=== What needs to be done ===
Copy the lines below as they are; omit the images they contain.

=== Recorded information ===

%%

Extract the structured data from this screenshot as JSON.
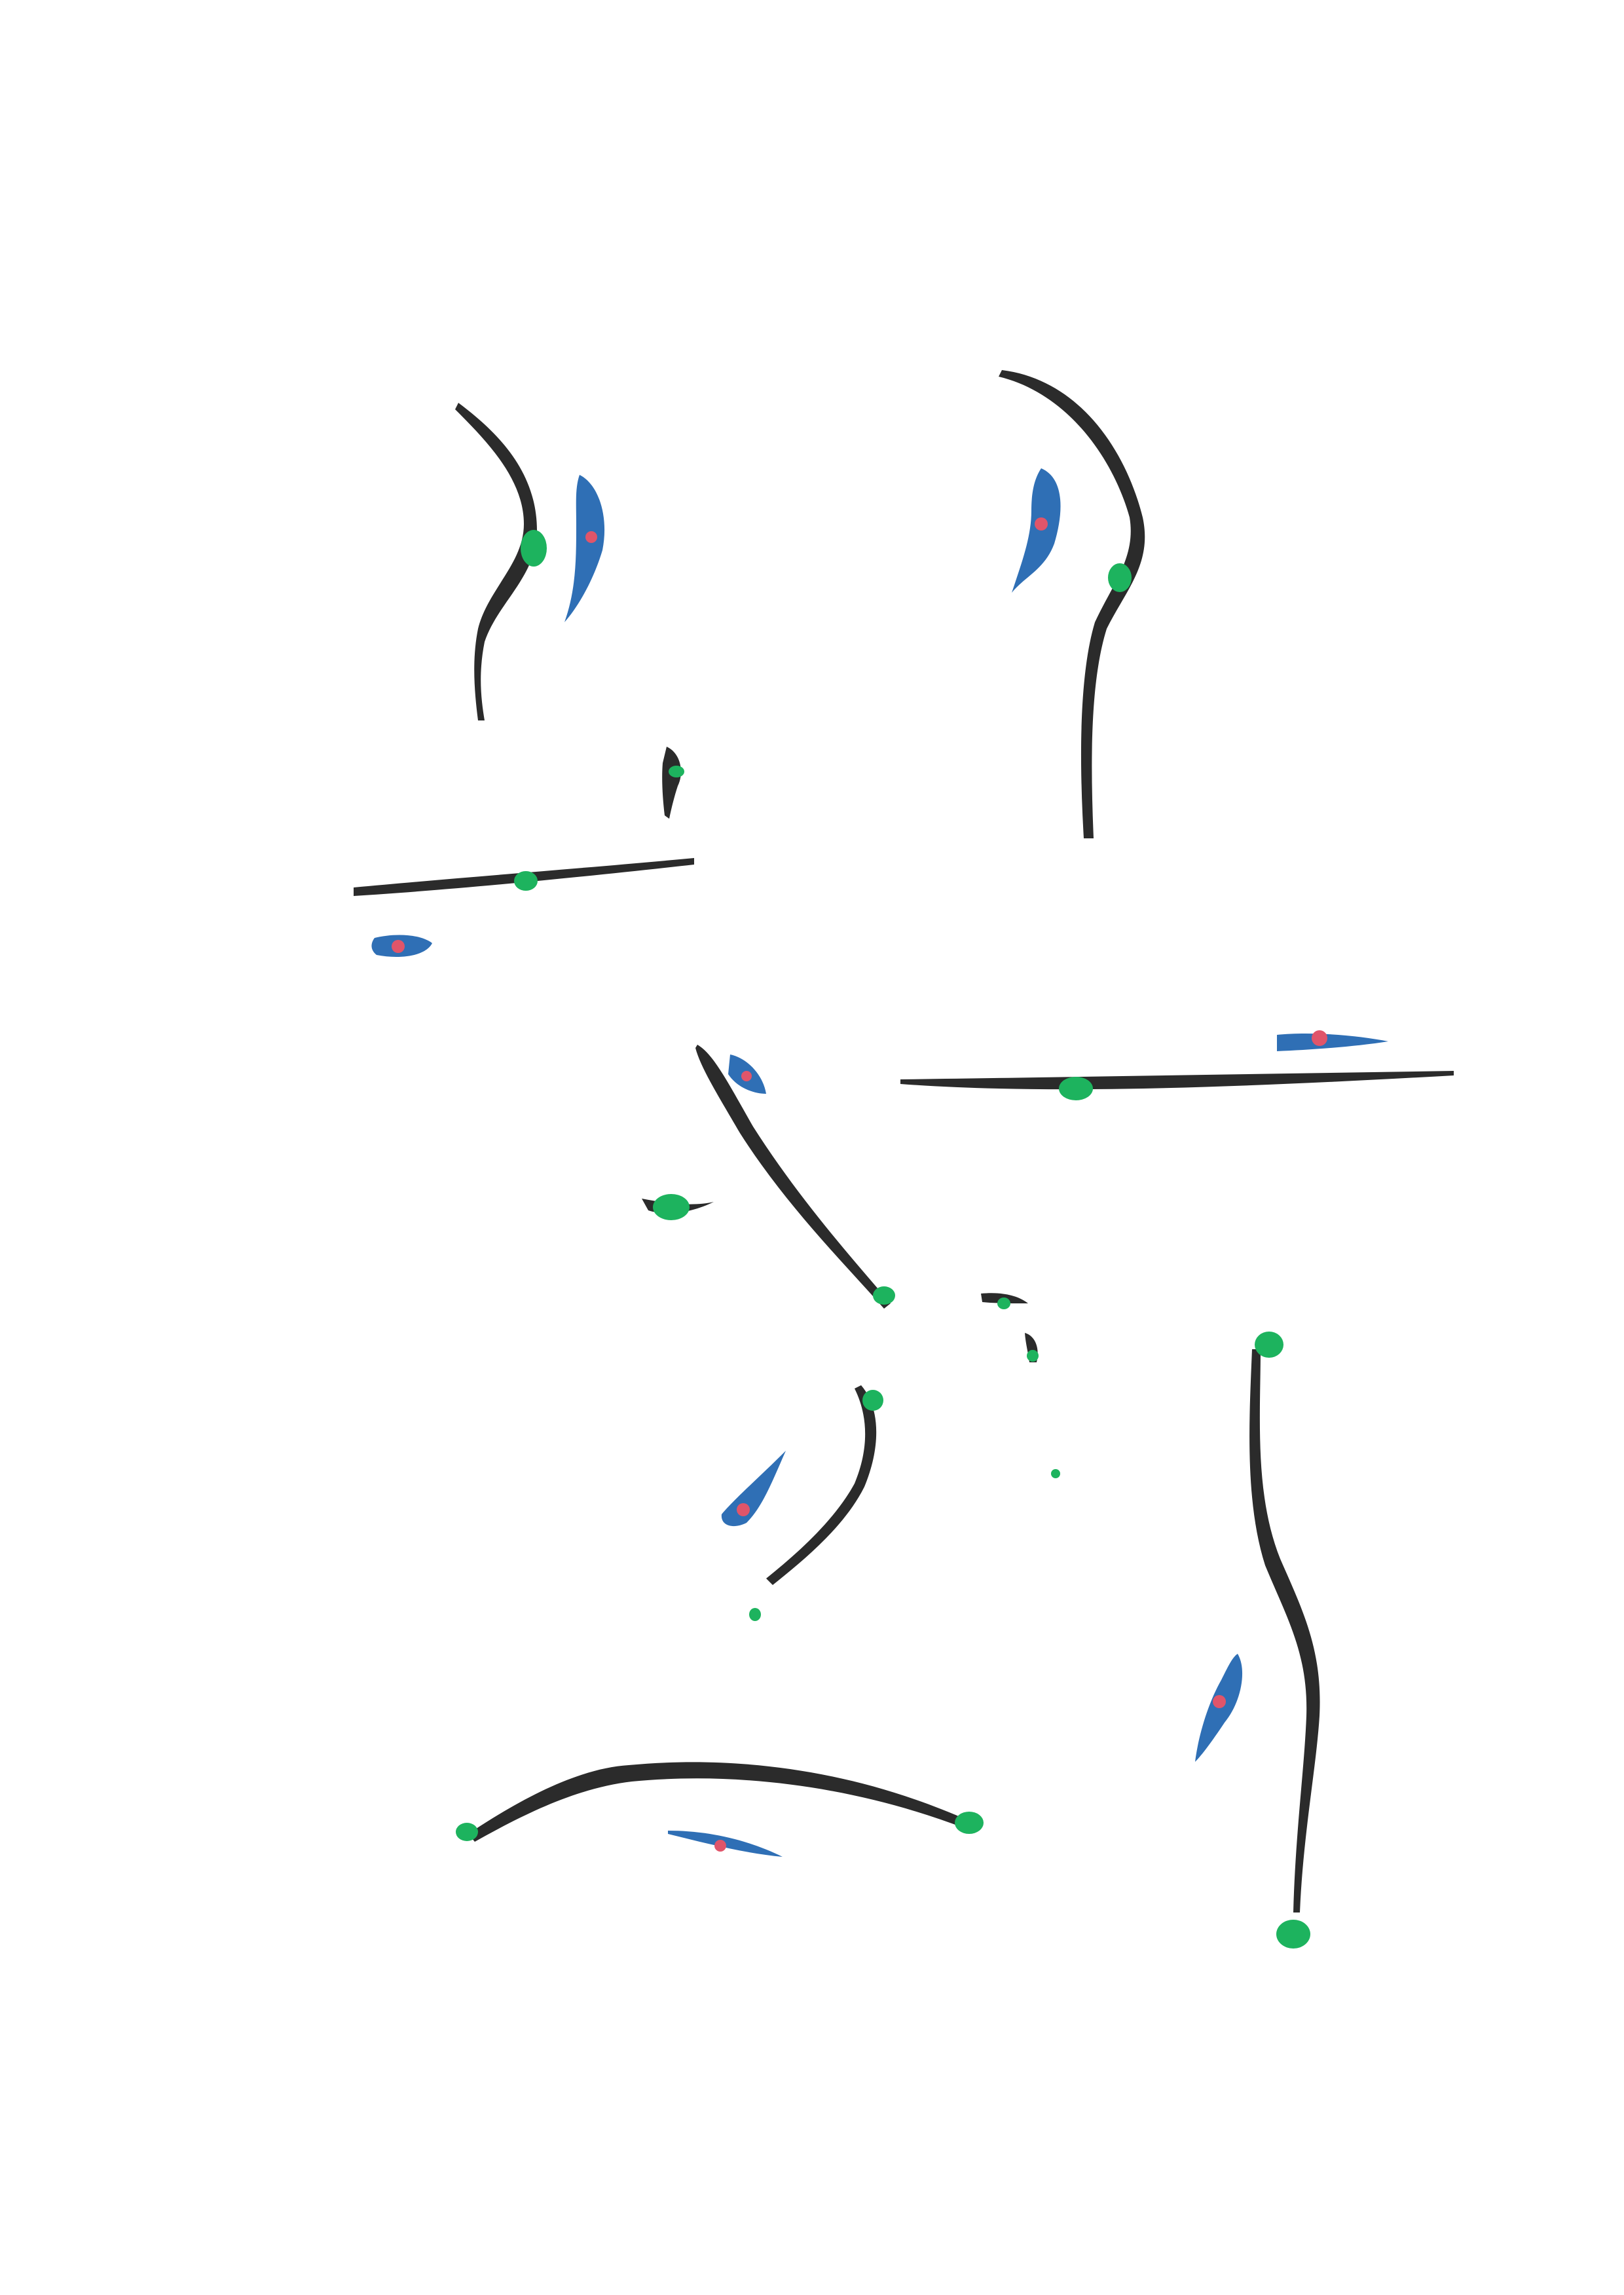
{
  "artwork": {
    "background": "#ffffff",
    "palette": {
      "ink": "#2b2b2b",
      "blue": "#2f6fb5",
      "green": "#1db35e",
      "red": "#e0556a"
    }
  }
}
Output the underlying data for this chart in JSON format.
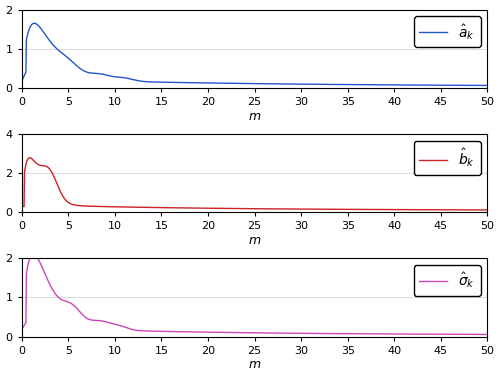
{
  "xlim": [
    0,
    50
  ],
  "xlabel": "m",
  "subplot1": {
    "ylim": [
      0,
      2
    ],
    "yticks": [
      0,
      1,
      2
    ],
    "color": "#2255cc",
    "label": "$\\hat{a}_k$"
  },
  "subplot2": {
    "ylim": [
      0,
      4
    ],
    "yticks": [
      0,
      2,
      4
    ],
    "color": "#cc2222",
    "label": "$\\hat{b}_k$"
  },
  "subplot3": {
    "ylim": [
      0,
      2
    ],
    "yticks": [
      0,
      1,
      2
    ],
    "color": "#cc44bb",
    "label": "$\\hat{\\sigma}_k$"
  },
  "xticks": [
    0,
    5,
    10,
    15,
    20,
    25,
    30,
    35,
    40,
    45,
    50
  ],
  "figsize": [
    5.0,
    3.77
  ],
  "dpi": 100
}
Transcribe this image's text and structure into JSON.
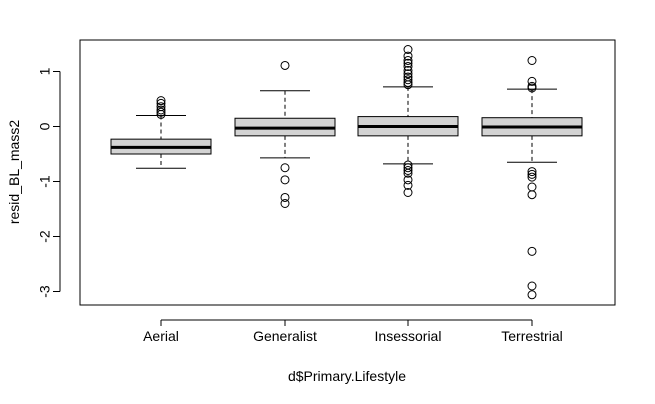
{
  "chart_data": {
    "type": "boxplot",
    "title": "",
    "xlabel": "d$Primary.Lifestyle",
    "ylabel": "resid_BL_mass2",
    "ylim": [
      -3.2,
      1.55
    ],
    "yticks": [
      1,
      0,
      -1,
      -2,
      -3
    ],
    "ytick_labels": [
      "1",
      "0",
      "-1",
      "-2",
      "-3"
    ],
    "grid": false,
    "box_fill": "#d3d3d3",
    "categories": [
      "Aerial",
      "Generalist",
      "Insessorial",
      "Terrestrial"
    ],
    "boxes": [
      {
        "name": "Aerial",
        "whisker_low": -0.76,
        "q1": -0.5,
        "median": -0.38,
        "q3": -0.23,
        "whisker_high": 0.2,
        "outliers": [
          0.47,
          0.42,
          0.36,
          0.3,
          0.26,
          0.22
        ]
      },
      {
        "name": "Generalist",
        "whisker_low": -0.57,
        "q1": -0.17,
        "median": -0.03,
        "q3": 0.15,
        "whisker_high": 0.65,
        "outliers": [
          1.11,
          -0.75,
          -0.97,
          -1.29,
          -1.4
        ]
      },
      {
        "name": "Insessorial",
        "whisker_low": -0.68,
        "q1": -0.17,
        "median": 0.0,
        "q3": 0.18,
        "whisker_high": 0.72,
        "outliers": [
          1.4,
          1.28,
          1.2,
          1.15,
          1.09,
          1.02,
          0.96,
          0.9,
          0.85,
          0.8,
          0.76,
          -0.7,
          -0.75,
          -0.8,
          -0.85,
          -0.97,
          -1.07,
          -1.2
        ]
      },
      {
        "name": "Terrestrial",
        "whisker_low": -0.65,
        "q1": -0.17,
        "median": -0.01,
        "q3": 0.16,
        "whisker_high": 0.68,
        "outliers": [
          1.2,
          0.82,
          0.73,
          0.7,
          -0.82,
          -0.87,
          -0.92,
          -1.1,
          -1.24,
          -2.27,
          -2.9,
          -3.06
        ]
      }
    ]
  }
}
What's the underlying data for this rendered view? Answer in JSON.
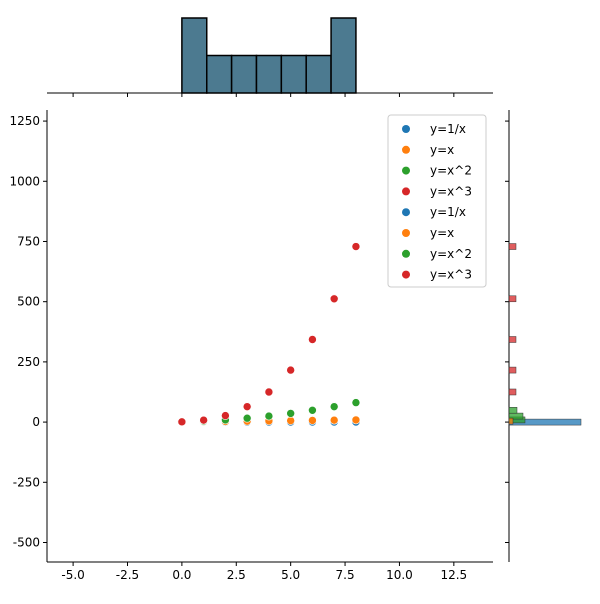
{
  "chart_data": {
    "type": "scatter",
    "x": [
      0,
      1,
      2,
      3,
      4,
      5,
      6,
      7,
      8
    ],
    "series": [
      {
        "name": "y=1/x",
        "color": "#1f77b4",
        "values": [
          1,
          0.5,
          0.333,
          0.25,
          0.2,
          0.167,
          0.143,
          0.125,
          0.111
        ]
      },
      {
        "name": "y=x",
        "color": "#ff7f0e",
        "values": [
          1,
          2,
          3,
          4,
          5,
          6,
          7,
          8,
          9
        ]
      },
      {
        "name": "y=x^2",
        "color": "#2ca02c",
        "values": [
          1,
          4,
          9,
          16,
          25,
          36,
          49,
          64,
          81
        ]
      },
      {
        "name": "y=x^3",
        "color": "#d62728",
        "values": [
          1,
          8,
          27,
          64,
          125,
          216,
          343,
          512,
          729
        ]
      }
    ],
    "legend_entries": [
      "y=1/x",
      "y=x",
      "y=x^2",
      "y=x^3",
      "y=1/x",
      "y=x",
      "y=x^2",
      "y=x^3"
    ],
    "legend_placement": "top-right",
    "xlim": [
      -6.2,
      14.3
    ],
    "ylim": [
      -581,
      1296
    ],
    "xticks": [
      "-5.0",
      "-2.5",
      "0.0",
      "2.5",
      "5.0",
      "7.5",
      "10.0",
      "12.5"
    ],
    "yticks": [
      "-500",
      "-250",
      "0",
      "250",
      "500",
      "750",
      "1000",
      "1250"
    ],
    "grid": false,
    "marginal_x_hist": {
      "color": "#4c7a90",
      "bin_range": [
        0,
        8
      ],
      "counts": [
        2,
        1,
        1,
        1,
        1,
        1,
        2
      ]
    },
    "marginal_y_hist": {
      "note_colors": "per series"
    }
  }
}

%%

=== Answer to the task ===
Extract the structured data from this screenshot as JSON.
{
  "artwork": {
    "background": "#ffffff",
    "palette": {
      "ink": "#2b2b2b",
      "blue": "#2f6fb5",
      "green": "#1db35e",
      "red": "#e0556a"
    }
  }
}
Output the underlying data for this chart in JSON format.
{
  "xlim": [
    0,
    50
  ],
  "xlabel": "m",
  "subplot1": {
    "ylim": [
      0,
      2
    ],
    "yticks": [
      0,
      1,
      2
    ],
    "color": "#2255cc",
    "label": "$\\hat{a}_k$"
  },
  "subplot2": {
    "ylim": [
      0,
      4
    ],
    "yticks": [
      0,
      2,
      4
    ],
    "color": "#cc2222",
    "label": "$\\hat{b}_k$"
  },
  "subplot3": {
    "ylim": [
      0,
      2
    ],
    "yticks": [
      0,
      1,
      2
    ],
    "color": "#cc44bb",
    "label": "$\\hat{\\sigma}_k$"
  },
  "xticks": [
    0,
    5,
    10,
    15,
    20,
    25,
    30,
    35,
    40,
    45,
    50
  ],
  "figsize": [
    5.0,
    3.77
  ],
  "dpi": 100
}
Transcribe this image's text and structure into JSON.
{
  "chart_data": {
    "type": "boxplot",
    "title": "",
    "xlabel": "d$Primary.Lifestyle",
    "ylabel": "resid_BL_mass2",
    "ylim": [
      -3.2,
      1.55
    ],
    "yticks": [
      1,
      0,
      -1,
      -2,
      -3
    ],
    "ytick_labels": [
      "1",
      "0",
      "-1",
      "-2",
      "-3"
    ],
    "grid": false,
    "box_fill": "#d3d3d3",
    "categories": [
      "Aerial",
      "Generalist",
      "Insessorial",
      "Terrestrial"
    ],
    "boxes": [
      {
        "name": "Aerial",
        "whisker_low": -0.76,
        "q1": -0.5,
        "median": -0.38,
        "q3": -0.23,
        "whisker_high": 0.2,
        "outliers": [
          0.47,
          0.42,
          0.36,
          0.3,
          0.26,
          0.22
        ]
      },
      {
        "name": "Generalist",
        "whisker_low": -0.57,
        "q1": -0.17,
        "median": -0.03,
        "q3": 0.15,
        "whisker_high": 0.65,
        "outliers": [
          1.11,
          -0.75,
          -0.97,
          -1.29,
          -1.4
        ]
      },
      {
        "name": "Insessorial",
        "whisker_low": -0.68,
        "q1": -0.17,
        "median": 0.0,
        "q3": 0.18,
        "whisker_high": 0.72,
        "outliers": [
          1.4,
          1.28,
          1.2,
          1.15,
          1.09,
          1.02,
          0.96,
          0.9,
          0.85,
          0.8,
          0.76,
          -0.7,
          -0.75,
          -0.8,
          -0.85,
          -0.97,
          -1.07,
          -1.2
        ]
      },
      {
        "name": "Terrestrial",
        "whisker_low": -0.65,
        "q1": -0.17,
        "median": -0.01,
        "q3": 0.16,
        "whisker_high": 0.68,
        "outliers": [
          1.2,
          0.82,
          0.73,
          0.7,
          -0.82,
          -0.87,
          -0.92,
          -1.1,
          -1.24,
          -2.27,
          -2.9,
          -3.06
        ]
      }
    ]
  }
}
What's the underlying data for this rendered view? Answer in JSON.
{
  "chart_data": {
    "type": "scatter",
    "x": [
      0,
      1,
      2,
      3,
      4,
      5,
      6,
      7,
      8
    ],
    "series": [
      {
        "name": "y=1/x",
        "color": "#1f77b4",
        "values": [
          1,
          0.5,
          0.333,
          0.25,
          0.2,
          0.167,
          0.143,
          0.125,
          0.111
        ]
      },
      {
        "name": "y=x",
        "color": "#ff7f0e",
        "values": [
          1,
          2,
          3,
          4,
          5,
          6,
          7,
          8,
          9
        ]
      },
      {
        "name": "y=x^2",
        "color": "#2ca02c",
        "values": [
          1,
          4,
          9,
          16,
          25,
          36,
          49,
          64,
          81
        ]
      },
      {
        "name": "y=x^3",
        "color": "#d62728",
        "values": [
          1,
          8,
          27,
          64,
          125,
          216,
          343,
          512,
          729
        ]
      }
    ],
    "legend_entries": [
      "y=1/x",
      "y=x",
      "y=x^2",
      "y=x^3",
      "y=1/x",
      "y=x",
      "y=x^2",
      "y=x^3"
    ],
    "legend_placement": "top-right",
    "xlim": [
      -6.2,
      14.3
    ],
    "ylim": [
      -581,
      1296
    ],
    "xticks": [
      "-5.0",
      "-2.5",
      "0.0",
      "2.5",
      "5.0",
      "7.5",
      "10.0",
      "12.5"
    ],
    "yticks": [
      "-500",
      "-250",
      "0",
      "250",
      "500",
      "750",
      "1000",
      "1250"
    ],
    "grid": false,
    "marginal_x_hist": {
      "color": "#4c7a90",
      "bin_range": [
        0,
        8
      ],
      "counts": [
        2,
        1,
        1,
        1,
        1,
        1,
        2
      ]
    },
    "marginal_y_hist": {
      "note_colors": "per series"
    }
  }
}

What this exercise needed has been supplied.